• _Your objective_
Give all the lines below again, exactly, with no pictures.

• _Records for this exercise_
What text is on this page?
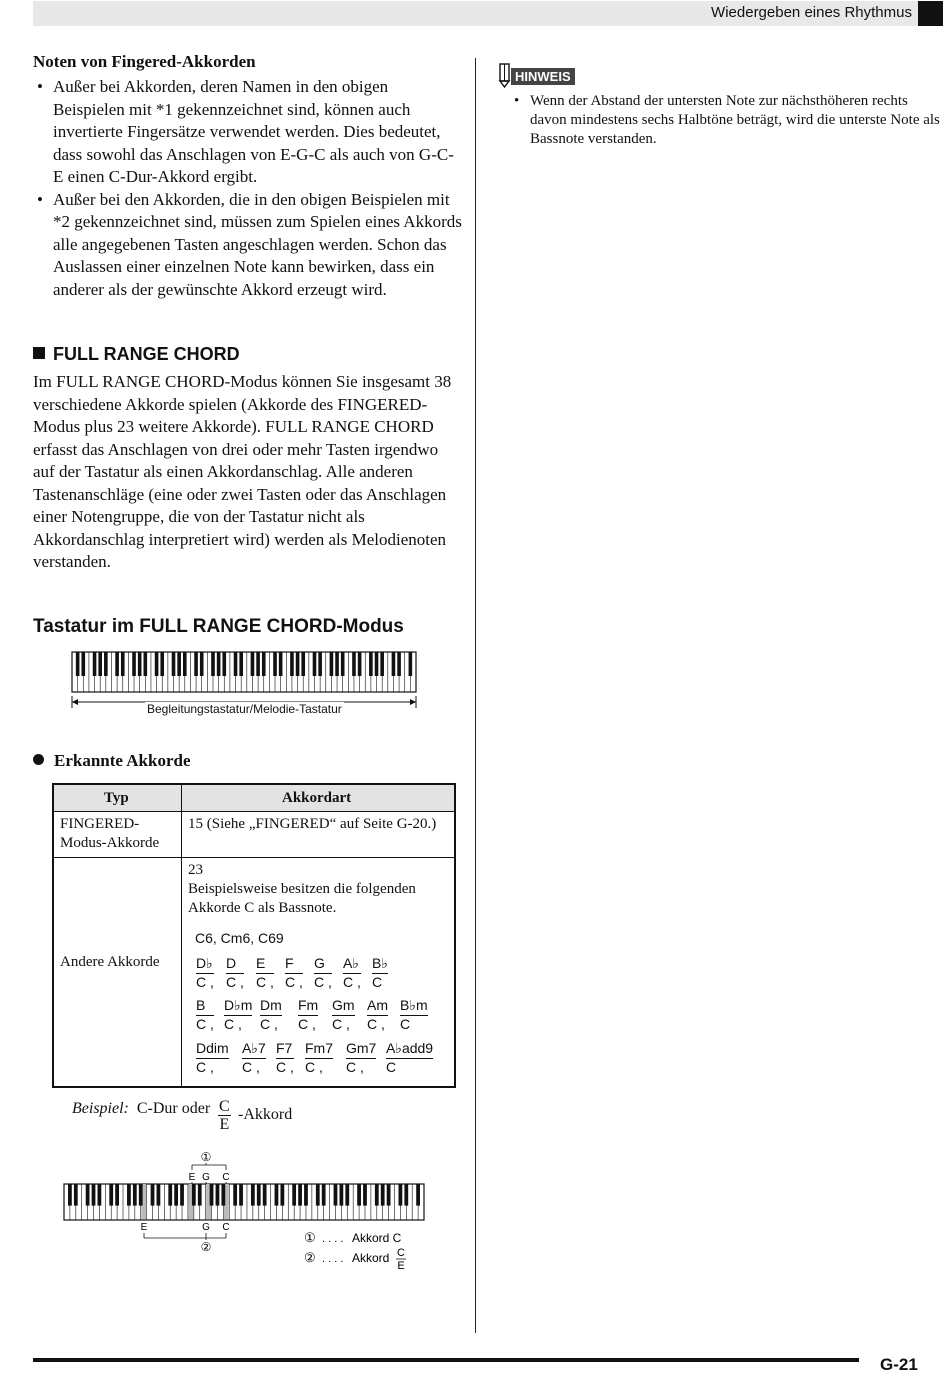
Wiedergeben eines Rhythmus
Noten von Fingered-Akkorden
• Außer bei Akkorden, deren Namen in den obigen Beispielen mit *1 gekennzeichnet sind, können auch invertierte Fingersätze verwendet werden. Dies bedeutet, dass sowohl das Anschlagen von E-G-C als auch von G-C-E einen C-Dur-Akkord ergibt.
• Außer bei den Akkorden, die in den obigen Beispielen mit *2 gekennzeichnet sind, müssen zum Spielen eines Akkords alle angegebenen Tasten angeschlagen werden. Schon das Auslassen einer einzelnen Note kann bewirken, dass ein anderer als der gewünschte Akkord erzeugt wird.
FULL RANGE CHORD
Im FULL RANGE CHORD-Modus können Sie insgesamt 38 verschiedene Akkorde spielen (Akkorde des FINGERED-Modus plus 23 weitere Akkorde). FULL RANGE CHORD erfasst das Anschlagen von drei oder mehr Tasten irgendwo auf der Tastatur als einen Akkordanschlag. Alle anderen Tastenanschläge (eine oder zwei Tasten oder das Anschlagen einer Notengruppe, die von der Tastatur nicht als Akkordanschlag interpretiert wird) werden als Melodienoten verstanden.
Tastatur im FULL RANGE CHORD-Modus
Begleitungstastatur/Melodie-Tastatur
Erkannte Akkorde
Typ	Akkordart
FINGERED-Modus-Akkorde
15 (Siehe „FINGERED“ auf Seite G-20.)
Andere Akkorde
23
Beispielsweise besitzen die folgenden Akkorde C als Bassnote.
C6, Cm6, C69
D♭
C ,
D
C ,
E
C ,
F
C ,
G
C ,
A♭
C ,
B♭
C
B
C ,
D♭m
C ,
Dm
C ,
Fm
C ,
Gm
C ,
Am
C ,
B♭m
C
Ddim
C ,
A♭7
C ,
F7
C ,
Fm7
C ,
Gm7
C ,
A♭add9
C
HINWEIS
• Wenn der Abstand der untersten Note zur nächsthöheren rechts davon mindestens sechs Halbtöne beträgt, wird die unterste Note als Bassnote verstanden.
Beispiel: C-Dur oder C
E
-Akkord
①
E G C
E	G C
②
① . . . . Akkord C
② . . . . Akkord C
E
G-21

• _Correct answer_
What text is on this page?
Wiedergeben eines Rhythmus
Noten von Fingered-Akkorden
• Außer bei Akkorden, deren Namen in den obigen Beispielen mit *1 gekennzeichnet sind, können auch invertierte Fingersätze verwendet werden. Dies bedeutet, dass sowohl das Anschlagen von E-G-C als auch von G-C-E einen C-Dur-Akkord ergibt.
• Außer bei den Akkorden, die in den obigen Beispielen mit *2 gekennzeichnet sind, müssen zum Spielen eines Akkords alle angegebenen Tasten angeschlagen werden. Schon das Auslassen einer einzelnen Note kann bewirken, dass ein anderer als der gewünschte Akkord erzeugt wird.
FULL RANGE CHORD
Im FULL RANGE CHORD-Modus können Sie insgesamt 38 verschiedene Akkorde spielen (Akkorde des FINGERED-Modus plus 23 weitere Akkorde). FULL RANGE CHORD erfasst das Anschlagen von drei oder mehr Tasten irgendwo auf der Tastatur als einen Akkordanschlag. Alle anderen Tastenanschläge (eine oder zwei Tasten oder das Anschlagen einer Notengruppe, die von der Tastatur nicht als Akkordanschlag interpretiert wird) werden als Melodienoten verstanden.
Tastatur im FULL RANGE CHORD-Modus
Begleitungstastatur/Melodie-Tastatur
Erkannte Akkorde
Typ	Akkordart
FINGERED-Modus-Akkorde
15 (Siehe „FINGERED“ auf Seite G-20.)
Andere Akkorde
23
Beispielsweise besitzen die folgenden Akkorde C als Bassnote.
C6, Cm6, C69
D♭
C ,
D
C ,
E
C ,
F
C ,
G
C ,
A♭
C ,
B♭
C
B
C ,
D♭m
C ,
Dm
C ,
Fm
C ,
Gm
C ,
Am
C ,
B♭m
C
Ddim
C ,
A♭7
C ,
F7
C ,
Fm7
C ,
Gm7
C ,
A♭add9
C
HINWEIS
• Wenn der Abstand der untersten Note zur nächsthöheren rechts davon mindestens sechs Halbtöne beträgt, wird die unterste Note als Bassnote verstanden.
Beispiel: C-Dur oder C
E
-Akkord
①
E G C
E	G C
②
① . . . . Akkord C
② . . . . Akkord C
E
G-21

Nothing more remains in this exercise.